───── MATERIAL FOR THIS TASK
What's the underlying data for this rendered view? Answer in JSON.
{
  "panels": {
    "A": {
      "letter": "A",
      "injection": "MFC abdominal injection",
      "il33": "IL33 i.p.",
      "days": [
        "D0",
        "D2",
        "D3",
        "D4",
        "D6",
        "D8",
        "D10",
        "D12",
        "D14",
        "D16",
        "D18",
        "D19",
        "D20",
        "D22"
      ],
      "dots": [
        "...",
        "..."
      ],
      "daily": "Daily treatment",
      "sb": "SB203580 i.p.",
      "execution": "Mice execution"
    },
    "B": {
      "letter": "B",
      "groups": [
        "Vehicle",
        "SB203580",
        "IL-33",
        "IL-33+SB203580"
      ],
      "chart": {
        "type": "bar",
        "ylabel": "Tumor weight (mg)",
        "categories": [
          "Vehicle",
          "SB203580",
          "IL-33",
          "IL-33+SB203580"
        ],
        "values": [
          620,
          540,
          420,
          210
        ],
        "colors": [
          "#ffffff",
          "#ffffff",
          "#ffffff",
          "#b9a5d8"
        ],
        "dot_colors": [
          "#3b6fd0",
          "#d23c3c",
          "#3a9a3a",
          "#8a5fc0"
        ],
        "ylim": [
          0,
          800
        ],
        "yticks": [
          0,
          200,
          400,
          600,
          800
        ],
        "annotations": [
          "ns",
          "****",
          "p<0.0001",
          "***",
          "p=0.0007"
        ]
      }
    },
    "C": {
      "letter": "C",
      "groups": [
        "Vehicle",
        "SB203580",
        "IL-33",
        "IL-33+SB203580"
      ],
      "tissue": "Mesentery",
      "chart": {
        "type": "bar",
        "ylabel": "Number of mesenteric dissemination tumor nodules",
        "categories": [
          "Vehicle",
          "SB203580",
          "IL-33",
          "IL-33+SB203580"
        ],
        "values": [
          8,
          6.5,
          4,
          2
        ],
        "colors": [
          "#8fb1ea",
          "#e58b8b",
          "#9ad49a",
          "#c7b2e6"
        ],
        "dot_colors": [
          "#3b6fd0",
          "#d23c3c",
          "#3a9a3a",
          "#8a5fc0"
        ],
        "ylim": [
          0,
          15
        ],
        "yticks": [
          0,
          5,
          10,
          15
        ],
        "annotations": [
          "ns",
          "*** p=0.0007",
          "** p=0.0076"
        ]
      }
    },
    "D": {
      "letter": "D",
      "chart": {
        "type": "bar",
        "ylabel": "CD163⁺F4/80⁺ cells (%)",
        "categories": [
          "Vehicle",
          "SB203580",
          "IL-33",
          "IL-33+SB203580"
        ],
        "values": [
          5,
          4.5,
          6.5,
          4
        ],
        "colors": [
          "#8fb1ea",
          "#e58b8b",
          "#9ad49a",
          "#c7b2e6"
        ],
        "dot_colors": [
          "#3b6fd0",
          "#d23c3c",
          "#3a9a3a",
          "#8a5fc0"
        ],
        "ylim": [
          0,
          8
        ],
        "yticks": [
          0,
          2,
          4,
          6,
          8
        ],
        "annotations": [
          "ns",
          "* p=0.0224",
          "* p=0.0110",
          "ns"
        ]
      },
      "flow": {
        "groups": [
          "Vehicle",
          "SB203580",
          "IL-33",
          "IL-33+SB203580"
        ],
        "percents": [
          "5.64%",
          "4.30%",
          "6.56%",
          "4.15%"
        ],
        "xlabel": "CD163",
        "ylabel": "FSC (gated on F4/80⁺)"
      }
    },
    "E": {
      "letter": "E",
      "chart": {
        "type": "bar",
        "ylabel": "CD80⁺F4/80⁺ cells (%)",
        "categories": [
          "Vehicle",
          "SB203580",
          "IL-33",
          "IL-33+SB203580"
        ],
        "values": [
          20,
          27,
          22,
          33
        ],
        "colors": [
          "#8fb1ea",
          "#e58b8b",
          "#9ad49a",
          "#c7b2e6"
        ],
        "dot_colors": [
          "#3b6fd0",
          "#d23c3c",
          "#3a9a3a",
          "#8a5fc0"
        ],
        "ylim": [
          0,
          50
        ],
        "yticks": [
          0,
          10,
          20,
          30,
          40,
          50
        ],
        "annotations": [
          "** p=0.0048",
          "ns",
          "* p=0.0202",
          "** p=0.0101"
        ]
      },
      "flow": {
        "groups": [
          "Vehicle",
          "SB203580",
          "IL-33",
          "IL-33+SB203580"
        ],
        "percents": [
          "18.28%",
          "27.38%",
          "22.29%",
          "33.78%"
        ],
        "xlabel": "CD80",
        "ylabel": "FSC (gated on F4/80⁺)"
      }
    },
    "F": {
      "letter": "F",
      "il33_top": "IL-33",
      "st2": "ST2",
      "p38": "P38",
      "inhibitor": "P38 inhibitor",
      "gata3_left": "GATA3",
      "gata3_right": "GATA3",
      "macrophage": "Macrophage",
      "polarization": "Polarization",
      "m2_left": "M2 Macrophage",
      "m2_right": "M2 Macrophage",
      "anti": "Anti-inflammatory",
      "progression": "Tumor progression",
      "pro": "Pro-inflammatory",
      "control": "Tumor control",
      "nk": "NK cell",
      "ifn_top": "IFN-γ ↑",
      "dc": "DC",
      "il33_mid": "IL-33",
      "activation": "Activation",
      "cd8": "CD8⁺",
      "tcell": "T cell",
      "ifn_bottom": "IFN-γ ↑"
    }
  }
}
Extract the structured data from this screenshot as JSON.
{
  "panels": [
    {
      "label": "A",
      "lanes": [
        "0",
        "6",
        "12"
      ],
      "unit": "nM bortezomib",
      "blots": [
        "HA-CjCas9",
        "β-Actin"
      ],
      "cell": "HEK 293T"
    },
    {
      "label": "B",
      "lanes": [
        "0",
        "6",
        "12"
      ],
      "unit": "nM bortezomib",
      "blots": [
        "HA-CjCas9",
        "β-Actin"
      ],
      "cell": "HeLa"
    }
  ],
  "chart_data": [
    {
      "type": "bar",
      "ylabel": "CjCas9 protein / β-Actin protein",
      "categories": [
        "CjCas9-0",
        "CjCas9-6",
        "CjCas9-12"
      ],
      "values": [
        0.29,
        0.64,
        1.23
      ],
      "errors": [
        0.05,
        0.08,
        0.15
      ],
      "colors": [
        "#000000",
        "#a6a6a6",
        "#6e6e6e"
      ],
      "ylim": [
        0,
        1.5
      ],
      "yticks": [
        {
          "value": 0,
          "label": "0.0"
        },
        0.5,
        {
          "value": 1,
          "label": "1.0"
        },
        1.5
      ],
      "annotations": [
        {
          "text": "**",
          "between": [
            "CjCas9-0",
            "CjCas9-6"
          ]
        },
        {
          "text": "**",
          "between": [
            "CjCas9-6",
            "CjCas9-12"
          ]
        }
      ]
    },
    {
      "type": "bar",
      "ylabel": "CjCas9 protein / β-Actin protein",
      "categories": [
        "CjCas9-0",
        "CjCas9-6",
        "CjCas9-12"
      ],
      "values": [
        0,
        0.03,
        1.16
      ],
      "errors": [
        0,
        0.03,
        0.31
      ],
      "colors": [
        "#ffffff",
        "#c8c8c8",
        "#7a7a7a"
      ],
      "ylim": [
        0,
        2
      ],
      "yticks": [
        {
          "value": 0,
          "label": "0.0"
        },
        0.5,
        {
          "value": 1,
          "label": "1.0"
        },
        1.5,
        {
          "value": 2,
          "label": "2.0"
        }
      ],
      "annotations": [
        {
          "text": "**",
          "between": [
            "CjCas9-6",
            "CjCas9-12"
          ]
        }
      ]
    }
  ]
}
──────────
#### TASK REQUIREMENTS
In your answer, repeat each of the records exactly.

#### SOLUTION TO THE PROBLEM
What's the underlying data for this rendered view? Answer in JSON.
{
  "panels": {
    "A": {
      "letter": "A",
      "injection": "MFC abdominal injection",
      "il33": "IL33 i.p.",
      "days": [
        "D0",
        "D2",
        "D3",
        "D4",
        "D6",
        "D8",
        "D10",
        "D12",
        "D14",
        "D16",
        "D18",
        "D19",
        "D20",
        "D22"
      ],
      "dots": [
        "...",
        "..."
      ],
      "daily": "Daily treatment",
      "sb": "SB203580 i.p.",
      "execution": "Mice execution"
    },
    "B": {
      "letter": "B",
      "groups": [
        "Vehicle",
        "SB203580",
        "IL-33",
        "IL-33+SB203580"
      ],
      "chart": {
        "type": "bar",
        "ylabel": "Tumor weight (mg)",
        "categories": [
          "Vehicle",
          "SB203580",
          "IL-33",
          "IL-33+SB203580"
        ],
        "values": [
          620,
          540,
          420,
          210
        ],
        "colors": [
          "#ffffff",
          "#ffffff",
          "#ffffff",
          "#b9a5d8"
        ],
        "dot_colors": [
          "#3b6fd0",
          "#d23c3c",
          "#3a9a3a",
          "#8a5fc0"
        ],
        "ylim": [
          0,
          800
        ],
        "yticks": [
          0,
          200,
          400,
          600,
          800
        ],
        "annotations": [
          "ns",
          "****",
          "p<0.0001",
          "***",
          "p=0.0007"
        ]
      }
    },
    "C": {
      "letter": "C",
      "groups": [
        "Vehicle",
        "SB203580",
        "IL-33",
        "IL-33+SB203580"
      ],
      "tissue": "Mesentery",
      "chart": {
        "type": "bar",
        "ylabel": "Number of mesenteric dissemination tumor nodules",
        "categories": [
          "Vehicle",
          "SB203580",
          "IL-33",
          "IL-33+SB203580"
        ],
        "values": [
          8,
          6.5,
          4,
          2
        ],
        "colors": [
          "#8fb1ea",
          "#e58b8b",
          "#9ad49a",
          "#c7b2e6"
        ],
        "dot_colors": [
          "#3b6fd0",
          "#d23c3c",
          "#3a9a3a",
          "#8a5fc0"
        ],
        "ylim": [
          0,
          15
        ],
        "yticks": [
          0,
          5,
          10,
          15
        ],
        "annotations": [
          "ns",
          "*** p=0.0007",
          "** p=0.0076"
        ]
      }
    },
    "D": {
      "letter": "D",
      "chart": {
        "type": "bar",
        "ylabel": "CD163⁺F4/80⁺ cells (%)",
        "categories": [
          "Vehicle",
          "SB203580",
          "IL-33",
          "IL-33+SB203580"
        ],
        "values": [
          5,
          4.5,
          6.5,
          4
        ],
        "colors": [
          "#8fb1ea",
          "#e58b8b",
          "#9ad49a",
          "#c7b2e6"
        ],
        "dot_colors": [
          "#3b6fd0",
          "#d23c3c",
          "#3a9a3a",
          "#8a5fc0"
        ],
        "ylim": [
          0,
          8
        ],
        "yticks": [
          0,
          2,
          4,
          6,
          8
        ],
        "annotations": [
          "ns",
          "* p=0.0224",
          "* p=0.0110",
          "ns"
        ]
      },
      "flow": {
        "groups": [
          "Vehicle",
          "SB203580",
          "IL-33",
          "IL-33+SB203580"
        ],
        "percents": [
          "5.64%",
          "4.30%",
          "6.56%",
          "4.15%"
        ],
        "xlabel": "CD163",
        "ylabel": "FSC (gated on F4/80⁺)"
      }
    },
    "E": {
      "letter": "E",
      "chart": {
        "type": "bar",
        "ylabel": "CD80⁺F4/80⁺ cells (%)",
        "categories": [
          "Vehicle",
          "SB203580",
          "IL-33",
          "IL-33+SB203580"
        ],
        "values": [
          20,
          27,
          22,
          33
        ],
        "colors": [
          "#8fb1ea",
          "#e58b8b",
          "#9ad49a",
          "#c7b2e6"
        ],
        "dot_colors": [
          "#3b6fd0",
          "#d23c3c",
          "#3a9a3a",
          "#8a5fc0"
        ],
        "ylim": [
          0,
          50
        ],
        "yticks": [
          0,
          10,
          20,
          30,
          40,
          50
        ],
        "annotations": [
          "** p=0.0048",
          "ns",
          "* p=0.0202",
          "** p=0.0101"
        ]
      },
      "flow": {
        "groups": [
          "Vehicle",
          "SB203580",
          "IL-33",
          "IL-33+SB203580"
        ],
        "percents": [
          "18.28%",
          "27.38%",
          "22.29%",
          "33.78%"
        ],
        "xlabel": "CD80",
        "ylabel": "FSC (gated on F4/80⁺)"
      }
    },
    "F": {
      "letter": "F",
      "il33_top": "IL-33",
      "st2": "ST2",
      "p38": "P38",
      "inhibitor": "P38 inhibitor",
      "gata3_left": "GATA3",
      "gata3_right": "GATA3",
      "macrophage": "Macrophage",
      "polarization": "Polarization",
      "m2_left": "M2 Macrophage",
      "m2_right": "M2 Macrophage",
      "anti": "Anti-inflammatory",
      "progression": "Tumor progression",
      "pro": "Pro-inflammatory",
      "control": "Tumor control",
      "nk": "NK cell",
      "ifn_top": "IFN-γ ↑",
      "dc": "DC",
      "il33_mid": "IL-33",
      "activation": "Activation",
      "cd8": "CD8⁺",
      "tcell": "T cell",
      "ifn_bottom": "IFN-γ ↑"
    }
  }
}
Extract the structured data from this screenshot as JSON.
{
  "panels": [
    {
      "label": "A",
      "lanes": [
        "0",
        "6",
        "12"
      ],
      "unit": "nM bortezomib",
      "blots": [
        "HA-CjCas9",
        "β-Actin"
      ],
      "cell": "HEK 293T"
    },
    {
      "label": "B",
      "lanes": [
        "0",
        "6",
        "12"
      ],
      "unit": "nM bortezomib",
      "blots": [
        "HA-CjCas9",
        "β-Actin"
      ],
      "cell": "HeLa"
    }
  ],
  "chart_data": [
    {
      "type": "bar",
      "ylabel": "CjCas9 protein / β-Actin protein",
      "categories": [
        "CjCas9-0",
        "CjCas9-6",
        "CjCas9-12"
      ],
      "values": [
        0.29,
        0.64,
        1.23
      ],
      "errors": [
        0.05,
        0.08,
        0.15
      ],
      "colors": [
        "#000000",
        "#a6a6a6",
        "#6e6e6e"
      ],
      "ylim": [
        0,
        1.5
      ],
      "yticks": [
        {
          "value": 0,
          "label": "0.0"
        },
        0.5,
        {
          "value": 1,
          "label": "1.0"
        },
        1.5
      ],
      "annotations": [
        {
          "text": "**",
          "between": [
            "CjCas9-0",
            "CjCas9-6"
          ]
        },
        {
          "text": "**",
          "between": [
            "CjCas9-6",
            "CjCas9-12"
          ]
        }
      ]
    },
    {
      "type": "bar",
      "ylabel": "CjCas9 protein / β-Actin protein",
      "categories": [
        "CjCas9-0",
        "CjCas9-6",
        "CjCas9-12"
      ],
      "values": [
        0,
        0.03,
        1.16
      ],
      "errors": [
        0,
        0.03,
        0.31
      ],
      "colors": [
        "#ffffff",
        "#c8c8c8",
        "#7a7a7a"
      ],
      "ylim": [
        0,
        2
      ],
      "yticks": [
        {
          "value": 0,
          "label": "0.0"
        },
        0.5,
        {
          "value": 1,
          "label": "1.0"
        },
        1.5,
        {
          "value": 2,
          "label": "2.0"
        }
      ],
      "annotations": [
        {
          "text": "**",
          "between": [
            "CjCas9-6",
            "CjCas9-12"
          ]
        }
      ]
    }
  ]
}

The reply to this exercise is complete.